All of the records listed below should be retyped exactly.

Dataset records
--------

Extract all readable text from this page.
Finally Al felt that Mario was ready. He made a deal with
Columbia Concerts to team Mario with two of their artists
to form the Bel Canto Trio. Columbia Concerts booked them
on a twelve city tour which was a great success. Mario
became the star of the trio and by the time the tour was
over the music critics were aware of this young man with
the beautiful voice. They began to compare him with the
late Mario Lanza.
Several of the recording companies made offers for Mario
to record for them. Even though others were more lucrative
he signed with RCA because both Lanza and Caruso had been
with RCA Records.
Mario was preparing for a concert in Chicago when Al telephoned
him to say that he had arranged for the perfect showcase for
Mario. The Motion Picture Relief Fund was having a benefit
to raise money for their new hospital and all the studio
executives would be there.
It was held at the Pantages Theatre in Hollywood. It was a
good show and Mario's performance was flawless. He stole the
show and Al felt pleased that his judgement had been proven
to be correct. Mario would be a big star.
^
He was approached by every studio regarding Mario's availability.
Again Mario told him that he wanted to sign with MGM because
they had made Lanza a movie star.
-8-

--------

■ RESPONSE BELOW
Extract all readable text from this page.
Finally Al felt that Mario was ready. He made a deal with
Columbia Concerts to team Mario with two of their artists
to form the Bel Canto Trio. Columbia Concerts booked them
on a twelve city tour which was a great success. Mario
became the star of the trio and by the time the tour was
over the music critics were aware of this young man with
the beautiful voice. They began to compare him with the
late Mario Lanza.
Several of the recording companies made offers for Mario
to record for them. Even though others were more lucrative
he signed with RCA because both Lanza and Caruso had been
with RCA Records.
Mario was preparing for a concert in Chicago when Al telephoned
him to say that he had arranged for the perfect showcase for
Mario. The Motion Picture Relief Fund was having a benefit
to raise money for their new hospital and all the studio
executives would be there.
It was held at the Pantages Theatre in Hollywood. It was a
good show and Mario's performance was flawless. He stole the
show and Al felt pleased that his judgement had been proven
to be correct. Mario would be a big star.
^
He was approached by every studio regarding Mario's availability.
Again Mario told him that he wanted to sign with MGM because
they had made Lanza a movie star.
-8-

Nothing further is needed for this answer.